The request: Quote each record exactly, please, leaving none out.

►

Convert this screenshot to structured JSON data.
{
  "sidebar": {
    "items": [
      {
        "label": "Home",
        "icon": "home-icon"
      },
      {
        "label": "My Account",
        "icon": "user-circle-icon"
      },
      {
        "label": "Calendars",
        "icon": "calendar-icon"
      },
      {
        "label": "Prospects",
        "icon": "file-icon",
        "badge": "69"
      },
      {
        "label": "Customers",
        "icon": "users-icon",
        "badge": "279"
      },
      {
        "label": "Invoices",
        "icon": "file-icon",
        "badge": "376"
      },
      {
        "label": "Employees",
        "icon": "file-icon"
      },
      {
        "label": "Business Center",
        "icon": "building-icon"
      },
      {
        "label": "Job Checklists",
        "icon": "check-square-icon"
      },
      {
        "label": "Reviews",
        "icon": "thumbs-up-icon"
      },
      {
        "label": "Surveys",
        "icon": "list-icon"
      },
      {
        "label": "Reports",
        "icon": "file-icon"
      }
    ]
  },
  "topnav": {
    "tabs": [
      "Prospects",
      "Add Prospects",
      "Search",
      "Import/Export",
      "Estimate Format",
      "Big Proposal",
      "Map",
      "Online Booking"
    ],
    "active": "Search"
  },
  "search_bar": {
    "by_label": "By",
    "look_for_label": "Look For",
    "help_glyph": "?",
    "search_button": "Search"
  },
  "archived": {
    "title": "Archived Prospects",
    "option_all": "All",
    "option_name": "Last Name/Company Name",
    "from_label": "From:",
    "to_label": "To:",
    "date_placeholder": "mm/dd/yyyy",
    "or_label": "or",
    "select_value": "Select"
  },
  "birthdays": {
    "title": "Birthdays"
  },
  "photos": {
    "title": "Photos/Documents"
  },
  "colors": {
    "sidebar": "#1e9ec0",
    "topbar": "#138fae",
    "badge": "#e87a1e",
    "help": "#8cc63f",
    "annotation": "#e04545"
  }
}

◄

Full response:
Convert this screenshot to structured JSON data.
{
  "sidebar": {
    "items": [
      {
        "label": "Home",
        "icon": "home-icon"
      },
      {
        "label": "My Account",
        "icon": "user-circle-icon"
      },
      {
        "label": "Calendars",
        "icon": "calendar-icon"
      },
      {
        "label": "Prospects",
        "icon": "file-icon",
        "badge": "69"
      },
      {
        "label": "Customers",
        "icon": "users-icon",
        "badge": "279"
      },
      {
        "label": "Invoices",
        "icon": "file-icon",
        "badge": "376"
      },
      {
        "label": "Employees",
        "icon": "file-icon"
      },
      {
        "label": "Business Center",
        "icon": "building-icon"
      },
      {
        "label": "Job Checklists",
        "icon": "check-square-icon"
      },
      {
        "label": "Reviews",
        "icon": "thumbs-up-icon"
      },
      {
        "label": "Surveys",
        "icon": "list-icon"
      },
      {
        "label": "Reports",
        "icon": "file-icon"
      }
    ]
  },
  "topnav": {
    "tabs": [
      "Prospects",
      "Add Prospects",
      "Search",
      "Import/Export",
      "Estimate Format",
      "Big Proposal",
      "Map",
      "Online Booking"
    ],
    "active": "Search"
  },
  "search_bar": {
    "by_label": "By",
    "look_for_label": "Look For",
    "help_glyph": "?",
    "search_button": "Search"
  },
  "archived": {
    "title": "Archived Prospects",
    "option_all": "All",
    "option_name": "Last Name/Company Name",
    "from_label": "From:",
    "to_label": "To:",
    "date_placeholder": "mm/dd/yyyy",
    "or_label": "or",
    "select_value": "Select"
  },
  "birthdays": {
    "title": "Birthdays"
  },
  "photos": {
    "title": "Photos/Documents"
  },
  "colors": {
    "sidebar": "#1e9ec0",
    "topbar": "#138fae",
    "badge": "#e87a1e",
    "help": "#8cc63f",
    "annotation": "#e04545"
  }
}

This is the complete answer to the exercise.